PROBLEM TO WORK ON:
Can you output the records below exactly as they are written?

===============

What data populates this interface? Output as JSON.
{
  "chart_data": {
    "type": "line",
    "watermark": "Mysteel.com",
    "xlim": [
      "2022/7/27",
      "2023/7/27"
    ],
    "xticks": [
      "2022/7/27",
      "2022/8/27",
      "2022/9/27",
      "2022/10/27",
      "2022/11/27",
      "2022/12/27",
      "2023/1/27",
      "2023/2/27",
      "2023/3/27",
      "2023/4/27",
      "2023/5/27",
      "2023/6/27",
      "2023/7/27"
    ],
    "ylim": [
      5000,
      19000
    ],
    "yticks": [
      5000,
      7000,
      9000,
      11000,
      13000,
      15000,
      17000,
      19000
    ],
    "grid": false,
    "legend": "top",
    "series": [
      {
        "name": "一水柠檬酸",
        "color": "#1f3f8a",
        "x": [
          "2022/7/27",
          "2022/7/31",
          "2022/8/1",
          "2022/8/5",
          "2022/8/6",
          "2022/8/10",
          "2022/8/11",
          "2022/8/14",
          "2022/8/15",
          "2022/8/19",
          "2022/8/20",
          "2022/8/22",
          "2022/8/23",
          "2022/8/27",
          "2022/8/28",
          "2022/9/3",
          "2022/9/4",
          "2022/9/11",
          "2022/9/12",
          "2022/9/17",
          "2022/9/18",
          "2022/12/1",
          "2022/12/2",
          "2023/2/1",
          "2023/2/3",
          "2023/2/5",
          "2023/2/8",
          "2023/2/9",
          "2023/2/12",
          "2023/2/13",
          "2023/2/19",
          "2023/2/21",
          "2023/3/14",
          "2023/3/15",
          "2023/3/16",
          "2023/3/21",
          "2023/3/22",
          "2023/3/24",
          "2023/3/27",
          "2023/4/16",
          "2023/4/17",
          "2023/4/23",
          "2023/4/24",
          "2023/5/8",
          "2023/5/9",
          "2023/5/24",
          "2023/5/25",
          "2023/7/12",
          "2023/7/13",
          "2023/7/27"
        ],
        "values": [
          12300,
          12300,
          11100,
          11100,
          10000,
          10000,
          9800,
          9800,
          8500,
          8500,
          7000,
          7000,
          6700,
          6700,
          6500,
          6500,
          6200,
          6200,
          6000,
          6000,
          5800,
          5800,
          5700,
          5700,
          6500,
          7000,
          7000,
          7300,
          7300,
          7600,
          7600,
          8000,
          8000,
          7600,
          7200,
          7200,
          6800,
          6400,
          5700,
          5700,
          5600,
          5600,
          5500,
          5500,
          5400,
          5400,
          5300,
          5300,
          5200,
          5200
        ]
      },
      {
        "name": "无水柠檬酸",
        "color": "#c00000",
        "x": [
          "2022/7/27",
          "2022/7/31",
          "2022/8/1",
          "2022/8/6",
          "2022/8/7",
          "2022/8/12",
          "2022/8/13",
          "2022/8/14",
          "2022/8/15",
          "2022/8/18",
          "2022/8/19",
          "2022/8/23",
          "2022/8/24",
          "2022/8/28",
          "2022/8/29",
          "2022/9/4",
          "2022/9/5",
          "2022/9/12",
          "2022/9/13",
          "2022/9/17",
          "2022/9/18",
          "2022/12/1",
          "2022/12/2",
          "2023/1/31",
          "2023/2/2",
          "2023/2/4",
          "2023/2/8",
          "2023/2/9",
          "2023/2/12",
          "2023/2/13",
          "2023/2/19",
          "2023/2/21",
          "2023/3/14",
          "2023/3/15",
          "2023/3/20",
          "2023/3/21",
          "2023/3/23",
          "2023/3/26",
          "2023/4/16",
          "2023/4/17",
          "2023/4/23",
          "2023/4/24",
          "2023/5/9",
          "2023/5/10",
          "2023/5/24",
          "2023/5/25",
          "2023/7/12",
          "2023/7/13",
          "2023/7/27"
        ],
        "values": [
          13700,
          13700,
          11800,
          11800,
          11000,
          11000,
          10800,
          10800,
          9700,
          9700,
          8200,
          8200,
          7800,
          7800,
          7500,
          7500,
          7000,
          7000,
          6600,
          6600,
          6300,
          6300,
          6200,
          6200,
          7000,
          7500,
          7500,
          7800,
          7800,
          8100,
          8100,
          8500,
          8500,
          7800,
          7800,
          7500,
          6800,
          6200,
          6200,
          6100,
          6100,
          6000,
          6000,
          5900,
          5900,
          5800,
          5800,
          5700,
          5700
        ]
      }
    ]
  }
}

===============

WRITTEN SOLUTION:
What data populates this interface? Output as JSON.
{
  "chart_data": {
    "type": "line",
    "watermark": "Mysteel.com",
    "xlim": [
      "2022/7/27",
      "2023/7/27"
    ],
    "xticks": [
      "2022/7/27",
      "2022/8/27",
      "2022/9/27",
      "2022/10/27",
      "2022/11/27",
      "2022/12/27",
      "2023/1/27",
      "2023/2/27",
      "2023/3/27",
      "2023/4/27",
      "2023/5/27",
      "2023/6/27",
      "2023/7/27"
    ],
    "ylim": [
      5000,
      19000
    ],
    "yticks": [
      5000,
      7000,
      9000,
      11000,
      13000,
      15000,
      17000,
      19000
    ],
    "grid": false,
    "legend": "top",
    "series": [
      {
        "name": "一水柠檬酸",
        "color": "#1f3f8a",
        "x": [
          "2022/7/27",
          "2022/7/31",
          "2022/8/1",
          "2022/8/5",
          "2022/8/6",
          "2022/8/10",
          "2022/8/11",
          "2022/8/14",
          "2022/8/15",
          "2022/8/19",
          "2022/8/20",
          "2022/8/22",
          "2022/8/23",
          "2022/8/27",
          "2022/8/28",
          "2022/9/3",
          "2022/9/4",
          "2022/9/11",
          "2022/9/12",
          "2022/9/17",
          "2022/9/18",
          "2022/12/1",
          "2022/12/2",
          "2023/2/1",
          "2023/2/3",
          "2023/2/5",
          "2023/2/8",
          "2023/2/9",
          "2023/2/12",
          "2023/2/13",
          "2023/2/19",
          "2023/2/21",
          "2023/3/14",
          "2023/3/15",
          "2023/3/16",
          "2023/3/21",
          "2023/3/22",
          "2023/3/24",
          "2023/3/27",
          "2023/4/16",
          "2023/4/17",
          "2023/4/23",
          "2023/4/24",
          "2023/5/8",
          "2023/5/9",
          "2023/5/24",
          "2023/5/25",
          "2023/7/12",
          "2023/7/13",
          "2023/7/27"
        ],
        "values": [
          12300,
          12300,
          11100,
          11100,
          10000,
          10000,
          9800,
          9800,
          8500,
          8500,
          7000,
          7000,
          6700,
          6700,
          6500,
          6500,
          6200,
          6200,
          6000,
          6000,
          5800,
          5800,
          5700,
          5700,
          6500,
          7000,
          7000,
          7300,
          7300,
          7600,
          7600,
          8000,
          8000,
          7600,
          7200,
          7200,
          6800,
          6400,
          5700,
          5700,
          5600,
          5600,
          5500,
          5500,
          5400,
          5400,
          5300,
          5300,
          5200,
          5200
        ]
      },
      {
        "name": "无水柠檬酸",
        "color": "#c00000",
        "x": [
          "2022/7/27",
          "2022/7/31",
          "2022/8/1",
          "2022/8/6",
          "2022/8/7",
          "2022/8/12",
          "2022/8/13",
          "2022/8/14",
          "2022/8/15",
          "2022/8/18",
          "2022/8/19",
          "2022/8/23",
          "2022/8/24",
          "2022/8/28",
          "2022/8/29",
          "2022/9/4",
          "2022/9/5",
          "2022/9/12",
          "2022/9/13",
          "2022/9/17",
          "2022/9/18",
          "2022/12/1",
          "2022/12/2",
          "2023/1/31",
          "2023/2/2",
          "2023/2/4",
          "2023/2/8",
          "2023/2/9",
          "2023/2/12",
          "2023/2/13",
          "2023/2/19",
          "2023/2/21",
          "2023/3/14",
          "2023/3/15",
          "2023/3/20",
          "2023/3/21",
          "2023/3/23",
          "2023/3/26",
          "2023/4/16",
          "2023/4/17",
          "2023/4/23",
          "2023/4/24",
          "2023/5/9",
          "2023/5/10",
          "2023/5/24",
          "2023/5/25",
          "2023/7/12",
          "2023/7/13",
          "2023/7/27"
        ],
        "values": [
          13700,
          13700,
          11800,
          11800,
          11000,
          11000,
          10800,
          10800,
          9700,
          9700,
          8200,
          8200,
          7800,
          7800,
          7500,
          7500,
          7000,
          7000,
          6600,
          6600,
          6300,
          6300,
          6200,
          6200,
          7000,
          7500,
          7500,
          7800,
          7800,
          8100,
          8100,
          8500,
          8500,
          7800,
          7800,
          7500,
          6800,
          6200,
          6200,
          6100,
          6100,
          6000,
          6000,
          5900,
          5900,
          5800,
          5800,
          5700,
          5700
        ]
      }
    ]
  }
}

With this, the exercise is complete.